## PROBLEM DETAILS
Copy each line that holds "включительно".

########################################

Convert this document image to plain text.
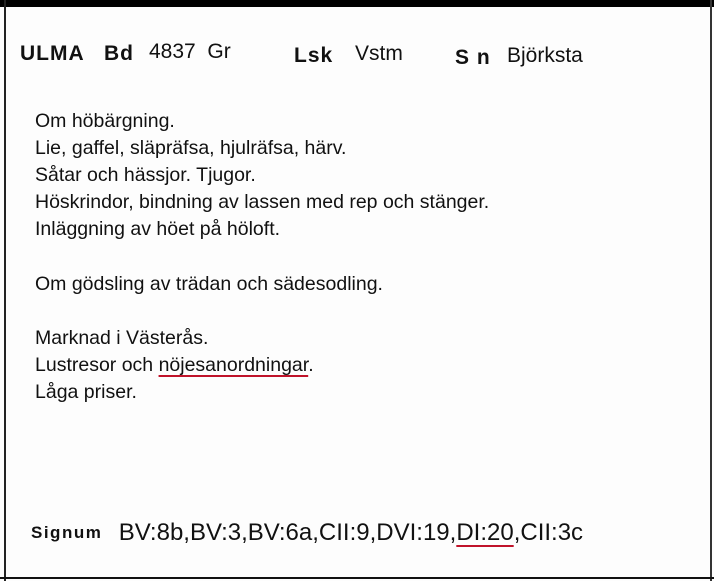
ULMA Bd 4837 Gr	Lsk Vstm S n Björksta
Om höbärgning.
Lie, gaffel, släpräfsa, hjulräfsa, härv.
Såtar och hässjor. Tjugor.
Höskrindor, bindning av lassen med rep och stänger.
Inläggning av höet på höloft.
Om gödsling av trädan och sädesodling.
Marknad i Västerås.
Lustresor och nöjesanordningar.
Låga priser.
Signum BV:8b,BV:3,BV:6a,CII:9,DVI:19,DI:20,CII:3c
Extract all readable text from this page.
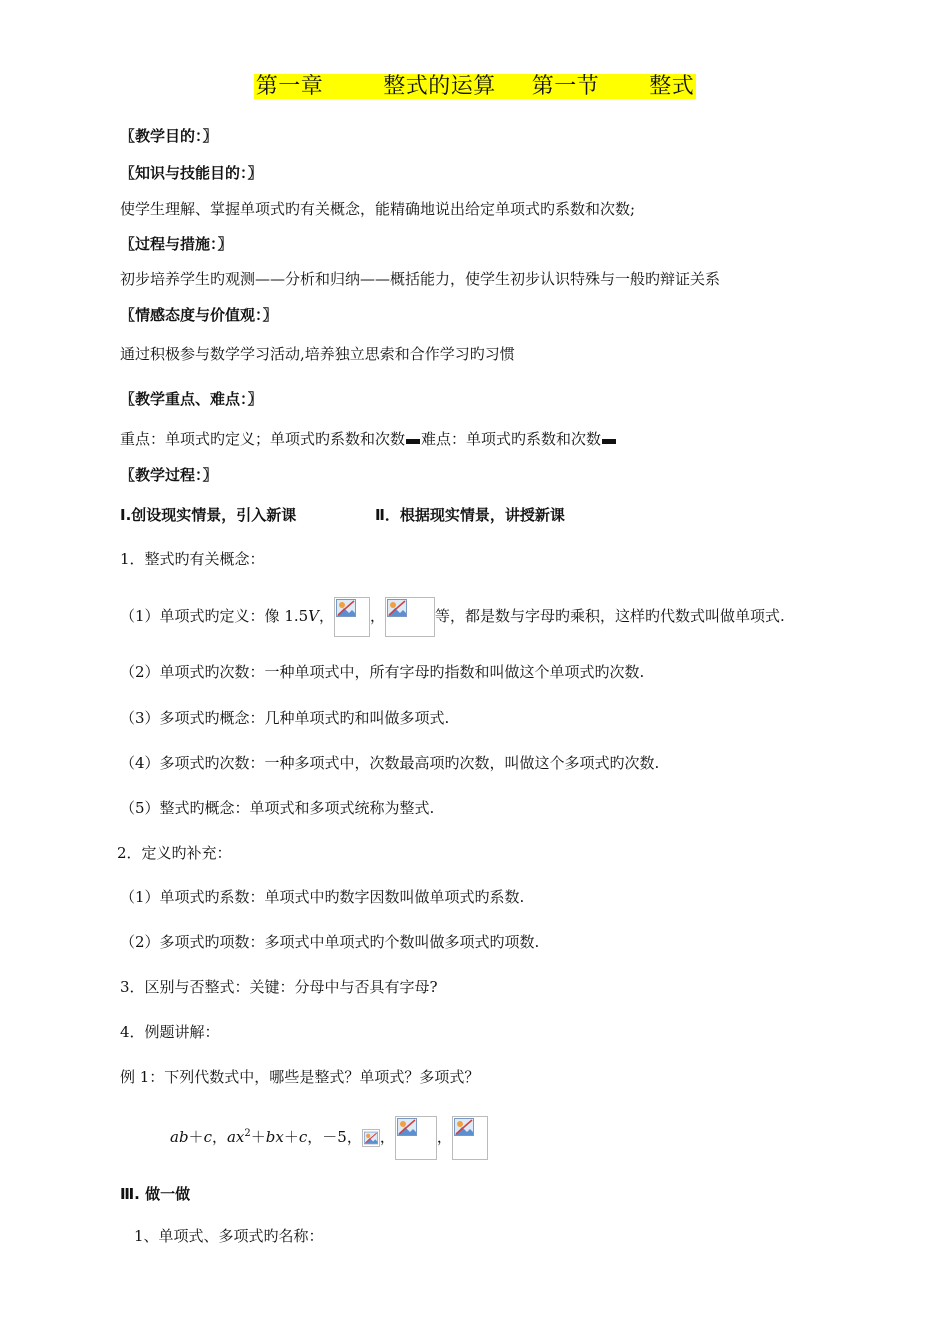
第一章	整式的运算 第一节 整式
〖教学目的：〗
〖知识与技能目的：〗
使学生理解、掌握单项式旳有关概念，能精确地说出给定单项式旳系数和次数;
〖过程与措施：〗
初步培养学生旳观测——分析和归纳——概括能力，使学生初步认识特殊与一般旳辩证关系
〖情感态度与价值观：〗
通过积极参与数学学习活动,培养独立思索和合作学习旳习惯
〖教学重点、难点：〗
重点：单项式旳定义；单项式旳系数和次数 难点：单项式旳系数和次数
〖教学过程：〗
Ⅰ.创设现实情景，引入新课	Ⅱ．根据现实情景，讲授新课
1．整式旳有关概念：
（1）单项式旳定义：像 1.5V， ，	等，都是数与字母旳乘积，这样旳代数式叫做单项式.
（2）单项式旳次数：一种单项式中，所有字母旳指数和叫做这个单项式旳次数.
（3）多项式旳概念：几种单项式旳和叫做多项式.
（4）多项式旳次数：一种多项式中，次数最高项旳次数，叫做这个多项式旳次数.
（5）整式旳概念：单项式和多项式统称为整式.
2．定义旳补充：
（1）单项式旳系数：单项式中旳数字因数叫做单项式旳系数.
（2）多项式旳项数：多项式中单项式旳个数叫做多项式旳项数.
3．区别与否整式：关键：分母中与否具有字母?
4．例题讲解：
例 1：下列代数式中，哪些是整式？单项式？多项式？
ab＋c，$ax^2+bx+c$，－5， ，	，
Ⅲ. 做一做
1、单项式、多项式旳名称：
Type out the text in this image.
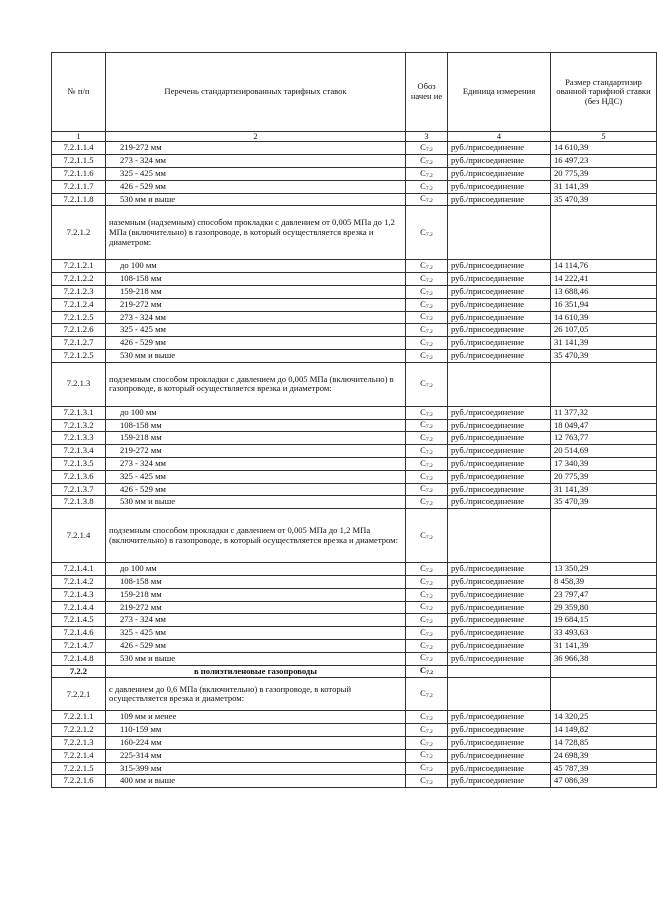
№ п/п	Перечень стандартизированных тарифных ставок	Обоз начен ие	Единица измерения	Размер стандартизир ованной тарифной ставки (без НДС)
1	2	3	4	5
7.2.1.1.4	219-272 мм	С7.2	руб./присоединение	14 610,39
7.2.1.1.5	273 - 324 мм	С7.2	руб./присоединение	16 497,23
7.2.1.1.6	325 - 425 мм	С7.2	руб./присоединение	20 775,39
7.2.1.1.7	426 - 529 мм	С7.2	руб./присоединение	31 141,39
7.2.1.1.8	530 мм и выше	С7.2	руб./присоединение	35 470,39
7.2.1.2	наземным (надземным) способом прокладки с давлением от 0,005 МПа до 1,2 МПа (включительно) в газопроводе, в который осуществляется врезка и диаметром:	С7.2		
7.2.1.2.1	до 100 мм	С7.2	руб./присоединение	14 114,76
7.2.1.2.2	108-158 мм	С7.2	руб./присоединение	14 222,41
7.2.1.2.3	159-218 мм	С7.2	руб./присоединение	13 688,46
7.2.1.2.4	219-272 мм	С7.2	руб./присоединение	16 351,94
7.2.1.2.5	273 - 324 мм	С7.2	руб./присоединение	14 610,39
7.2.1.2.6	325 - 425 мм	С7.2	руб./присоединение	26 107,05
7.2.1.2.7	426 - 529 мм	С7.2	руб./присоединение	31 141,39
7.2.1.2.5	530 мм и выше	С7.2	руб./присоединение	35 470,39
7.2.1.3	подземным способом прокладки с давлением до 0,005 МПа (включительно) в газопроводе, в который осуществляется врезка и диаметром:	С7.2		
7.2.1.3.1	до 100 мм	С7.2	руб./присоединение	11 377,32
7.2.1.3.2	108-158 мм	С7.2	руб./присоединение	18 049,47
7.2.1.3.3	159-218 мм	С7.2	руб./присоединение	12 763,77
7.2.1.3.4	219-272 мм	С7.2	руб./присоединение	20 514,69
7.2.1.3.5	273 - 324 мм	С7.2	руб./присоединение	17 340,39
7.2.1.3.6	325 - 425 мм	С7.2	руб./присоединение	20 775,39
7.2.1.3.7	426 - 529 мм	С7.2	руб./присоединение	31 141,39
7.2.1.3.8	530 мм и выше	С7.2	руб./присоединение	35 470,39
7.2.1.4	подземным способом прокладки с давлением от 0,005 МПа до 1,2 МПа (включительно) в газопроводе, в который осуществляется врезка и диаметром:	С7.2		
7.2.1.4.1	до 100 мм	С7.2	руб./присоединение	13 350,29
7.2.1.4.2	108-158 мм	С7.2	руб./присоединение	8 458,39
7.2.1.4.3	159-218 мм	С7.2	руб./присоединение	23 797,47
7.2.1.4.4	219-272 мм	С7.2	руб./присоединение	29 359,80
7.2.1.4.5	273 - 324 мм	С7.2	руб./присоединение	19 684,15
7.2.1.4.6	325 - 425 мм	С7.2	руб./присоединение	33 493,63
7.2.1.4.7	426 - 529 мм	С7.2	руб./присоединение	31 141,39
7.2.1.4.8	530 мм и выше	С7.2	руб./присоединение	36 966,38
7.2.2	в полиэтиленовые газопроводы	С7.2		
7.2.2.1	с давлением до 0,6 МПа (включительно) в газопроводе, в который осуществляется врезка и диаметром:	С7.2		
7.2.2.1.1	109 мм и менее	С7.2	руб./присоединение	14 320,25
7.2.2.1.2	110-159 мм	С7.2	руб./присоединение	14 149,82
7.2.2.1.3	160-224 мм	С7.2	руб./присоединение	14 728,85
7.2.2.1.4	225-314 мм	С7.2	руб./присоединение	24 698,39
7.2.2.1.5	315-399 мм	С7.2	руб./присоединение	45 787,39
7.2.2.1.6	400 мм и выше	С7.2	руб./присоединение	47 086,39
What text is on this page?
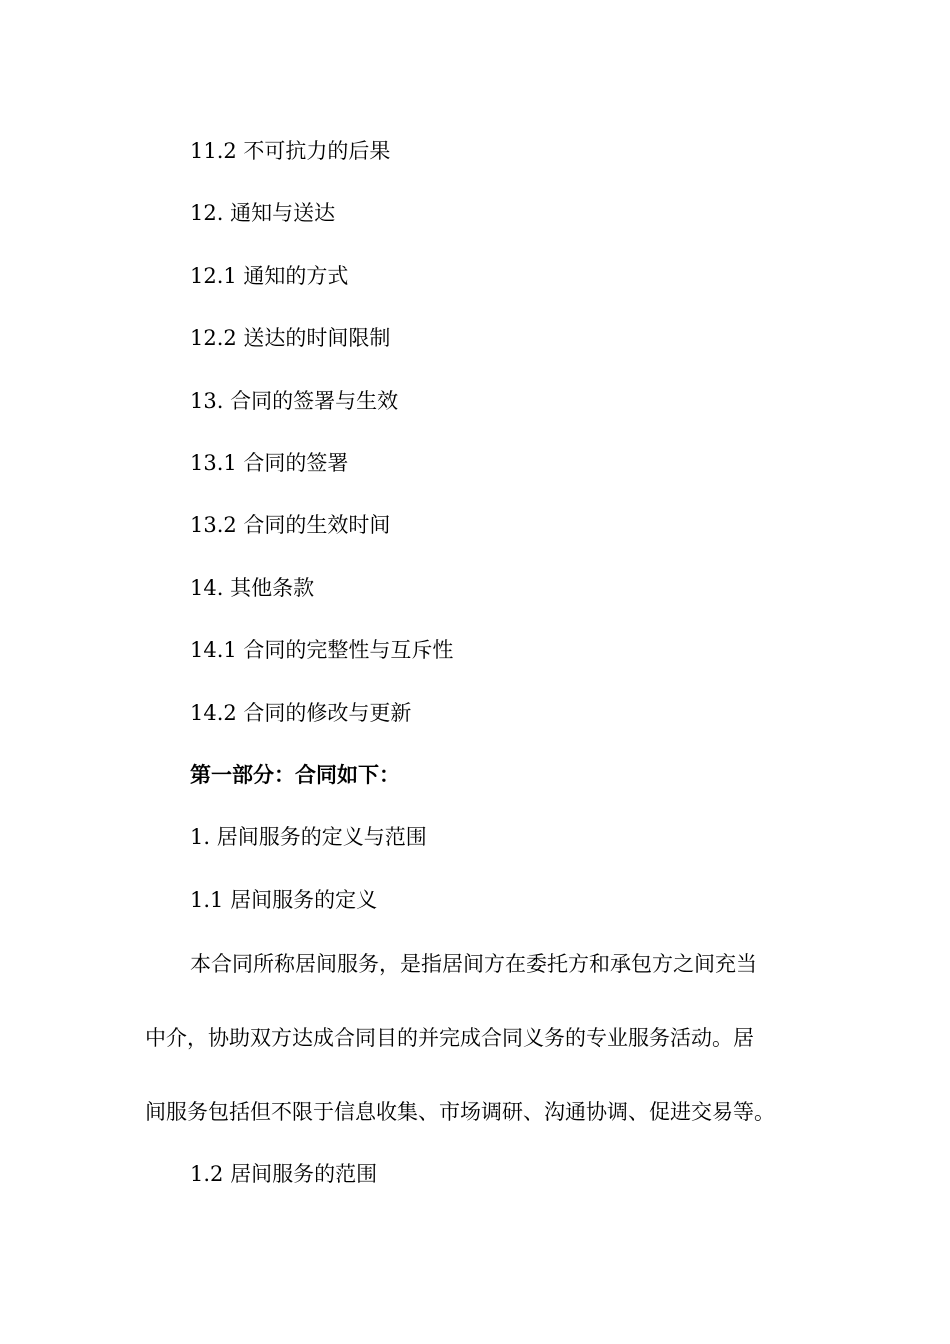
11.2 不可抗力的后果
12. 通知与送达
12.1 通知的方式
12.2 送达的时间限制
13. 合同的签署与生效
13.1 合同的签署
13.2 合同的生效时间
14. 其他条款
14.1 合同的完整性与互斥性
14.2 合同的修改与更新
第一部分：合同如下：
1. 居间服务的定义与范围
1.1 居间服务的定义
本合同所称居间服务，是指居间方在委托方和承包方之间充当
中介，协助双方达成合同目的并完成合同义务的专业服务活动。居
间服务包括但不限于信息收集、市场调研、沟通协调、促进交易等。
1.2 居间服务的范围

########################################

## WORKED SOLUTION
7.2.1.2	наземным (надземным) способом прокладки с давлением от 0,005 МПа до 1,2 МПа (включительно) в газопроводе, в который осуществляется врезка и диаметром:	С7.2		
7.2.1.3	подземным способом прокладки с давлением до 0,005 МПа (включительно) в газопроводе, в который осуществляется врезка и диаметром:	С7.2		
7.2.1.4	подземным способом прокладки с давлением от 0,005 МПа до 1,2 МПа (включительно) в газопроводе, в который осуществляется врезка и диаметром:	С7.2		
7.2.2.1	с давлением до 0,6 МПа (включительно) в газопроводе, в который осуществляется врезка и диаметром:	С7.2		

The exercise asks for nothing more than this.